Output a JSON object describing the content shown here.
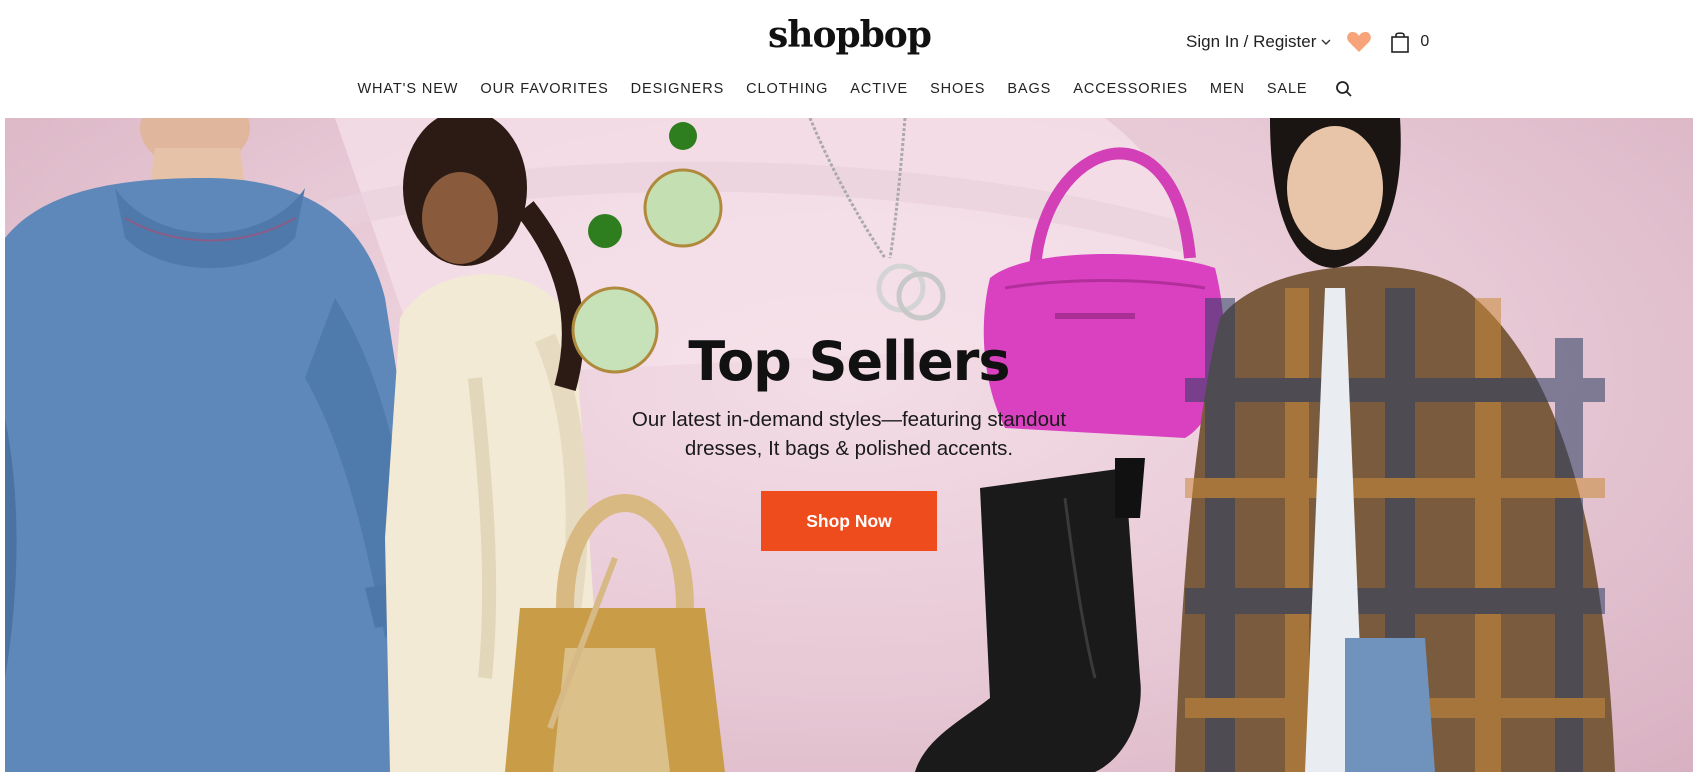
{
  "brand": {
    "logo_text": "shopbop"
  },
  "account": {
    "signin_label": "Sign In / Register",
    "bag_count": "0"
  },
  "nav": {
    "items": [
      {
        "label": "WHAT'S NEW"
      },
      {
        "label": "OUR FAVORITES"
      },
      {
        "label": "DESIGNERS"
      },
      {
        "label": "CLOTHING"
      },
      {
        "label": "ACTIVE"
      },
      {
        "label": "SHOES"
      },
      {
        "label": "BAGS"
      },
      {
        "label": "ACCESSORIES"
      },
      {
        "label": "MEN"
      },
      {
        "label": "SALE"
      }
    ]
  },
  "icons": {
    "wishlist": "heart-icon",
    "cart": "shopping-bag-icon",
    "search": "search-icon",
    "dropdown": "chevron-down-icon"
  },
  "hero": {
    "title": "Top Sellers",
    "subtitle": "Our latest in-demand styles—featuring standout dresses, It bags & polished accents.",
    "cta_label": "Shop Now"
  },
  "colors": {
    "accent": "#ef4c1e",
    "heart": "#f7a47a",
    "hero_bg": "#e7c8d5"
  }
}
------------------------------------------------
Write out the entries above verbatim; the pictures do not belong in your copy.

Output a JSON object describing the content shown here.
{
  "brand": {
    "logo_text": "shopbop"
  },
  "account": {
    "signin_label": "Sign In / Register",
    "bag_count": "0"
  },
  "nav": {
    "items": [
      {
        "label": "WHAT'S NEW"
      },
      {
        "label": "OUR FAVORITES"
      },
      {
        "label": "DESIGNERS"
      },
      {
        "label": "CLOTHING"
      },
      {
        "label": "ACTIVE"
      },
      {
        "label": "SHOES"
      },
      {
        "label": "BAGS"
      },
      {
        "label": "ACCESSORIES"
      },
      {
        "label": "MEN"
      },
      {
        "label": "SALE"
      }
    ]
  },
  "icons": {
    "wishlist": "heart-icon",
    "cart": "shopping-bag-icon",
    "search": "search-icon",
    "dropdown": "chevron-down-icon"
  },
  "hero": {
    "title": "Top Sellers",
    "subtitle": "Our latest in-demand styles—featuring standout dresses, It bags & polished accents.",
    "cta_label": "Shop Now"
  },
  "colors": {
    "accent": "#ef4c1e",
    "heart": "#f7a47a",
    "hero_bg": "#e7c8d5"
  }
}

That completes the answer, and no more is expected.